## Goal
Check every line below for the word "chevron" and copy each one that has it.

**********

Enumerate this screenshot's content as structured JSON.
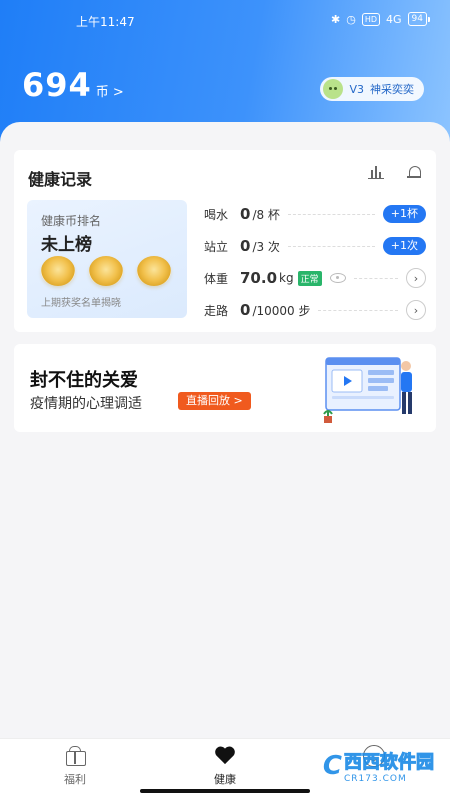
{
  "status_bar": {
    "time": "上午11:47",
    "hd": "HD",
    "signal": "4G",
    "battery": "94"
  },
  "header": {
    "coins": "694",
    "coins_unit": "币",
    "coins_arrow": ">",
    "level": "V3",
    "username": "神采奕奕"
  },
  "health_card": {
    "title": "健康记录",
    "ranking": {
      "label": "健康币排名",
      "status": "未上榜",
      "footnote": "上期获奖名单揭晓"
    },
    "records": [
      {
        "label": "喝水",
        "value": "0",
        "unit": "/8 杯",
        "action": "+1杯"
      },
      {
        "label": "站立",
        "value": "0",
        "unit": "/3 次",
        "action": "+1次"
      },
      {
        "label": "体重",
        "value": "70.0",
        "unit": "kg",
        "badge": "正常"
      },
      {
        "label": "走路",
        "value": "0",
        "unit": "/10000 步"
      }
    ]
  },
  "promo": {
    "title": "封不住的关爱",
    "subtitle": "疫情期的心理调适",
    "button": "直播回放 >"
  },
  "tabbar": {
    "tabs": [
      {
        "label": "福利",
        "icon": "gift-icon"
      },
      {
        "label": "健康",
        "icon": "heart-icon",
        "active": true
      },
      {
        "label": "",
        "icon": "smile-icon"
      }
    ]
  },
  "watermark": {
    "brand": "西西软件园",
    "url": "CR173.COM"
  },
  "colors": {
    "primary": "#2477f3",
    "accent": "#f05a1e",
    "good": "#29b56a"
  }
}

**********

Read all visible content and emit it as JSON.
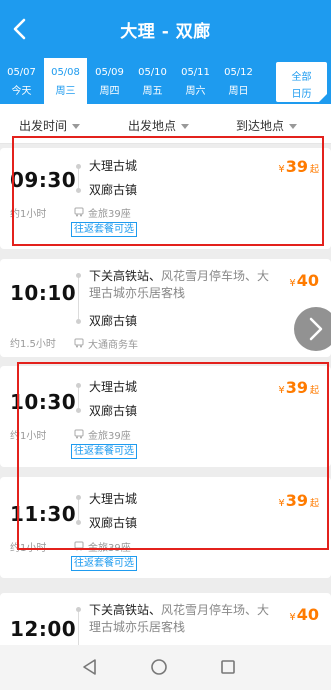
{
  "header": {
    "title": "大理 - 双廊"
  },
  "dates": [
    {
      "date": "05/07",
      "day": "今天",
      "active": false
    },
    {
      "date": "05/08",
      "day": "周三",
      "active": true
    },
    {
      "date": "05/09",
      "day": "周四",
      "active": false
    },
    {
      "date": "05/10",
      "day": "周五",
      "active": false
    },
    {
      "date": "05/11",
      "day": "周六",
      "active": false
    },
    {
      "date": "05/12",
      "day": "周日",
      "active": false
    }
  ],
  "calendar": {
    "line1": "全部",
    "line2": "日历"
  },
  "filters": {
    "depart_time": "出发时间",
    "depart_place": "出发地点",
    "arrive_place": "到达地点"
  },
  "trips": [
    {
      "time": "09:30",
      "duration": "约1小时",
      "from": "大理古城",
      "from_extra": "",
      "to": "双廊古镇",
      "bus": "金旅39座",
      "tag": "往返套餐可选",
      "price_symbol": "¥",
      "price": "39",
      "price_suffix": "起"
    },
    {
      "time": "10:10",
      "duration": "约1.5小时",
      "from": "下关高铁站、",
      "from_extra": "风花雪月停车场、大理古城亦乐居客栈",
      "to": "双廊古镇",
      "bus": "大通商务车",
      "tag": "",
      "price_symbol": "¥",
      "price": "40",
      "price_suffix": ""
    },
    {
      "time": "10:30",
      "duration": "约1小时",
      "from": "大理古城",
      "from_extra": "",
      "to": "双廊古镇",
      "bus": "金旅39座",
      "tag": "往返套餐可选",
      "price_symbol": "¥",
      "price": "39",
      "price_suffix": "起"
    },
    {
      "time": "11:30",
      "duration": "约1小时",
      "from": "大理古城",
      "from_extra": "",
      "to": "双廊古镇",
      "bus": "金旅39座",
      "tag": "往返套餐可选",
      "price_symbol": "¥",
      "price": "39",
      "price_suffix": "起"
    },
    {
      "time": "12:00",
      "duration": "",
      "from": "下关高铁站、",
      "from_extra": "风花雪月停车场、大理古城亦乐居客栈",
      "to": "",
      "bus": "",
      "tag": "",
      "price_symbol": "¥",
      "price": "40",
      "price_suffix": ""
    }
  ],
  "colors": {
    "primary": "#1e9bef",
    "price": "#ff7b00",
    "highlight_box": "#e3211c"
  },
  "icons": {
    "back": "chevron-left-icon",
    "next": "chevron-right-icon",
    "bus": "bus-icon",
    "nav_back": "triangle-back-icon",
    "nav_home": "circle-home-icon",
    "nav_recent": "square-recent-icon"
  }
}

**********

## The output
    "back": "chevron-left-icon",
    "next": "chevron-right-icon",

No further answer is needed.